• **Textabschnitt**:
/---

Das äußert sich sofort: Er schwelgt spontan in Erinnerungen an viele Gimmicks von damals. Eins interessiert ihn besonders: Eine Art Moosgummi-Maschine, aus der ein 10-Mark-Schein herauskam. Es war nicht die populäre Geldmaschine, die vorgab, ein leeres Papier in einen Geldschein zu verwandeln. Mark suchte privat lange nach dem einzigartigen Gimmick seiner Erinnerung, er hatte schon die Befürchtung, dass manch einer ihn für verrückt hält. Die Yps-Redaktion tut das nicht, sie nimmt sofort Nachforschungen auf: Sie stößt dabei auf die Zauberbrieftasche für Geld-Hexereien aus Yps Nr. 373.

\---

• **Datenabschnitt**:
/---

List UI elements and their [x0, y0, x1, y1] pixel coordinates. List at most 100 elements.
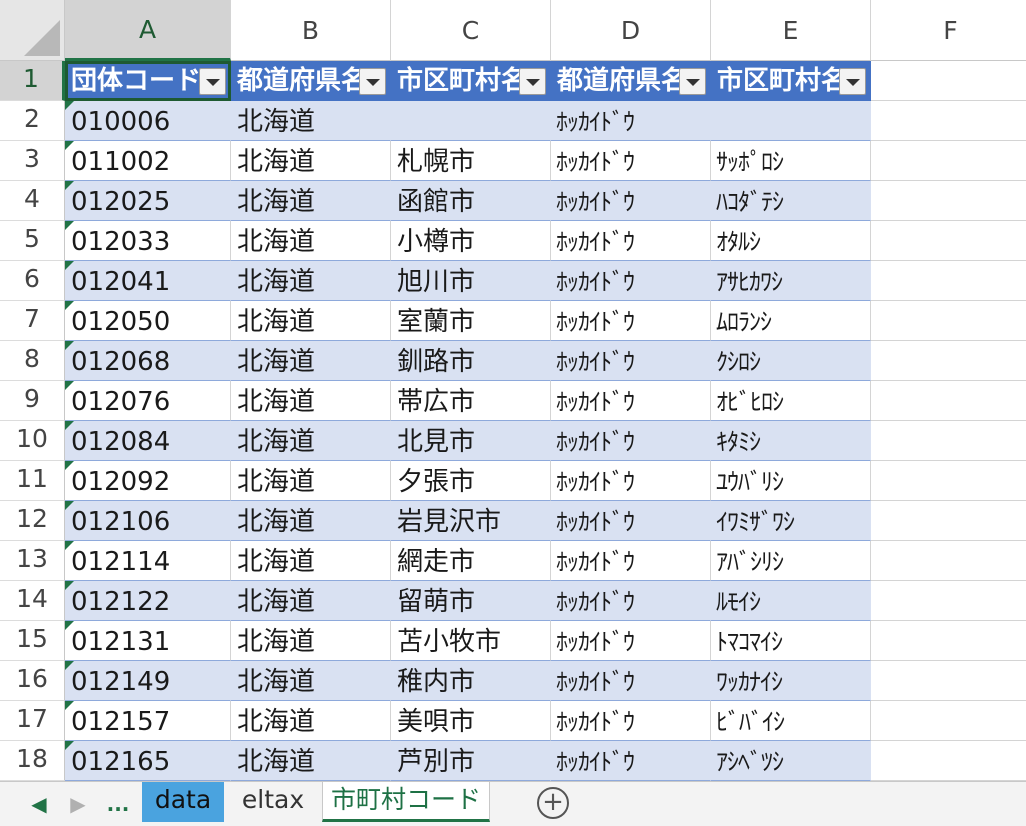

\---

• **Aufgaben**:
(A) Geben Sie aus dem Text über die Yps-Gimmicks einen Abschnitt wortgetreu wieder. Beginnen Sie bei den Worten „Das äußert sich“ und enden Sie nach den Worten „Yps Nr. 373.“.
(B) In welcher Ausgabe von Yps stößt die Redaktion laut dem Text über die Yps-Gimmicks auf die Zauberbrieftasche für Geld-Hexereien?
(C) Schreiben Sie den Text über die Yps-Gimmicks im Anschluss an seinen letzten Satz weiter.

• **Schriftliche Antworten**:
(A)
Das äußert sich sofort: Er schwelgt spontan in Erinnerungen an viele Gimmicks von damals. Eins interessiert ihn besonders: Eine Art Moosgummi-Maschine, aus der ein 10-Mark-Schein herauskam. Es war nicht die populäre Geldmaschine, die vorgab, ein leeres Papier in einen Geldschein zu verwandeln. Mark suchte privat lange nach dem einzigartigen Gimmick seiner Erinnerung, er hatte schon die Befürchtung, dass manch einer ihn für verrückt hält. Die Yps-Redaktion tut das nicht, sie nimmt sofort Nachforschungen auf: Sie stößt dabei auf die Zauberbrieftasche für Geld-Hexereien aus Yps Nr. 373.

(B) In Yps Nr. 373.

(C)
Doch weiter führen die Ermittlungen nicht, denn just in dem Moment entdeckt Mark unter den vielen Ausgaben ein weiteres Gimmick, das ihn in seine Kindheit katapultiert. Er zeigt darauf: „Hier hat mich der totale Flash gepackt“ Die Wunderschrumpffolie – genau die hatte ich! Ich habe mir daraus eine Pif-Anhänger gemacht!“
Seine Begeisterung ist zu spüren. Ein Zeitfenster der Gefühle von damals ploppt auf. „Mit Yps war ich in meiner eigenen Welt, für die sich andere gar nicht so sehr interessiert haben!“ Er ist sich sicher, in dieser Phase ein leidenschaftlicher Comic-Fan geworden zu sein, und gesteht: „Es wurde ein Spezialinteresse von mir, das auch gefährlich sein kann. Zum Beispiel, wenn man alle Ausgaben einer Serie sammeln will. Das musste ich mir sofort abgewöhnen.“ Heute liest er immer noch viele Comics und verschenkt Exemplare auch an Bibliotheken, damit sie weitergelesen werden können.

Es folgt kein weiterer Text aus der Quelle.